[EXERCISE PROMPT] Write out the listing beneath this instruction in its entirety, exactly as it reads.

*****

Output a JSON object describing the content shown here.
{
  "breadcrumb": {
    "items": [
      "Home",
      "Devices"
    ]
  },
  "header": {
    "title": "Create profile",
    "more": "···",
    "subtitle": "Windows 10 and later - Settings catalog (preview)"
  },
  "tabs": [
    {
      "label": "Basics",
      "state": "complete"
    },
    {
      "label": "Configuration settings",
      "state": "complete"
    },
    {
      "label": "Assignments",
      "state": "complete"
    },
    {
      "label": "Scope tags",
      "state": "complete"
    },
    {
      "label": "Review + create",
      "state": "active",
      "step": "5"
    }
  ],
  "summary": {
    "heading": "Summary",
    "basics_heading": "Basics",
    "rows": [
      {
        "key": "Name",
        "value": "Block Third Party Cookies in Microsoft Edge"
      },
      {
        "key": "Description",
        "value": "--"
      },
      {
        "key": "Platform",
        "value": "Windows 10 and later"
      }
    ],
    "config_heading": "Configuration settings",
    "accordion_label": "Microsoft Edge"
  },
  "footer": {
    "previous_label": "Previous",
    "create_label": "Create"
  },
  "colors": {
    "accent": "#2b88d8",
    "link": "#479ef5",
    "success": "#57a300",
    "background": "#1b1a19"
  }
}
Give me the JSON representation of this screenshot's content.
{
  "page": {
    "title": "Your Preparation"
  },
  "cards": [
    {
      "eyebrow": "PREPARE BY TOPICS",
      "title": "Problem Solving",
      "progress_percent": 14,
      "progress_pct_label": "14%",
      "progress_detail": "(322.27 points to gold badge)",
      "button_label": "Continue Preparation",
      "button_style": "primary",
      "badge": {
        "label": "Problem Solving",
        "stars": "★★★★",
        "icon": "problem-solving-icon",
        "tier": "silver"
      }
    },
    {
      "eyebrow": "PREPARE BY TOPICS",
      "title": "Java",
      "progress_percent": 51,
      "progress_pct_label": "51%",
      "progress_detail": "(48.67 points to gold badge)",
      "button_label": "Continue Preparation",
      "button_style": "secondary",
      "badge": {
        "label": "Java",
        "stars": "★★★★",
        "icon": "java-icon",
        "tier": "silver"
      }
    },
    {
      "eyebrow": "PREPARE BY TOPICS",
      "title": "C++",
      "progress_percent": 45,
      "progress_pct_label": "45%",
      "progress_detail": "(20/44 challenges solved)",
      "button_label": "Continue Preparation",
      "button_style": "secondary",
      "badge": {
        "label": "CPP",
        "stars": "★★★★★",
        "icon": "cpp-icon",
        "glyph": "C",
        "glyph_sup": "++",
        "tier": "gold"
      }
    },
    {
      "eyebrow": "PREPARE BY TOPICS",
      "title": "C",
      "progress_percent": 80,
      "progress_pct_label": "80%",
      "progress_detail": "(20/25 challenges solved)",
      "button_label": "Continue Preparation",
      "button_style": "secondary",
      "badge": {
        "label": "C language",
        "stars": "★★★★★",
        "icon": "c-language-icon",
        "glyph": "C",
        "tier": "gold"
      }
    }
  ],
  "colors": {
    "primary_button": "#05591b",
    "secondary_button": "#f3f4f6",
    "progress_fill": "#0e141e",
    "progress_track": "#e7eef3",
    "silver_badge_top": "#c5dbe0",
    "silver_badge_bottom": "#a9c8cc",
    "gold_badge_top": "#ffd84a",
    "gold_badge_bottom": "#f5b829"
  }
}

*****

[COMPLETED EXERCISE]
Output a JSON object describing the content shown here.
{
  "breadcrumb": {
    "items": [
      "Home",
      "Devices"
    ]
  },
  "header": {
    "title": "Create profile",
    "more": "···",
    "subtitle": "Windows 10 and later - Settings catalog (preview)"
  },
  "tabs": [
    {
      "label": "Basics",
      "state": "complete"
    },
    {
      "label": "Configuration settings",
      "state": "complete"
    },
    {
      "label": "Assignments",
      "state": "complete"
    },
    {
      "label": "Scope tags",
      "state": "complete"
    },
    {
      "label": "Review + create",
      "state": "active",
      "step": "5"
    }
  ],
  "summary": {
    "heading": "Summary",
    "basics_heading": "Basics",
    "rows": [
      {
        "key": "Name",
        "value": "Block Third Party Cookies in Microsoft Edge"
      },
      {
        "key": "Description",
        "value": "--"
      },
      {
        "key": "Platform",
        "value": "Windows 10 and later"
      }
    ],
    "config_heading": "Configuration settings",
    "accordion_label": "Microsoft Edge"
  },
  "footer": {
    "previous_label": "Previous",
    "create_label": "Create"
  },
  "colors": {
    "accent": "#2b88d8",
    "link": "#479ef5",
    "success": "#57a300",
    "background": "#1b1a19"
  }
}
Give me the JSON representation of this screenshot's content.
{
  "page": {
    "title": "Your Preparation"
  },
  "cards": [
    {
      "eyebrow": "PREPARE BY TOPICS",
      "title": "Problem Solving",
      "progress_percent": 14,
      "progress_pct_label": "14%",
      "progress_detail": "(322.27 points to gold badge)",
      "button_label": "Continue Preparation",
      "button_style": "primary",
      "badge": {
        "label": "Problem Solving",
        "stars": "★★★★",
        "icon": "problem-solving-icon",
        "tier": "silver"
      }
    },
    {
      "eyebrow": "PREPARE BY TOPICS",
      "title": "Java",
      "progress_percent": 51,
      "progress_pct_label": "51%",
      "progress_detail": "(48.67 points to gold badge)",
      "button_label": "Continue Preparation",
      "button_style": "secondary",
      "badge": {
        "label": "Java",
        "stars": "★★★★",
        "icon": "java-icon",
        "tier": "silver"
      }
    },
    {
      "eyebrow": "PREPARE BY TOPICS",
      "title": "C++",
      "progress_percent": 45,
      "progress_pct_label": "45%",
      "progress_detail": "(20/44 challenges solved)",
      "button_label": "Continue Preparation",
      "button_style": "secondary",
      "badge": {
        "label": "CPP",
        "stars": "★★★★★",
        "icon": "cpp-icon",
        "glyph": "C",
        "glyph_sup": "++",
        "tier": "gold"
      }
    },
    {
      "eyebrow": "PREPARE BY TOPICS",
      "title": "C",
      "progress_percent": 80,
      "progress_pct_label": "80%",
      "progress_detail": "(20/25 challenges solved)",
      "button_label": "Continue Preparation",
      "button_style": "secondary",
      "badge": {
        "label": "C language",
        "stars": "★★★★★",
        "icon": "c-language-icon",
        "glyph": "C",
        "tier": "gold"
      }
    }
  ],
  "colors": {
    "primary_button": "#05591b",
    "secondary_button": "#f3f4f6",
    "progress_fill": "#0e141e",
    "progress_track": "#e7eef3",
    "silver_badge_top": "#c5dbe0",
    "silver_badge_bottom": "#a9c8cc",
    "gold_badge_top": "#ffd84a",
    "gold_badge_bottom": "#f5b829"
  }
}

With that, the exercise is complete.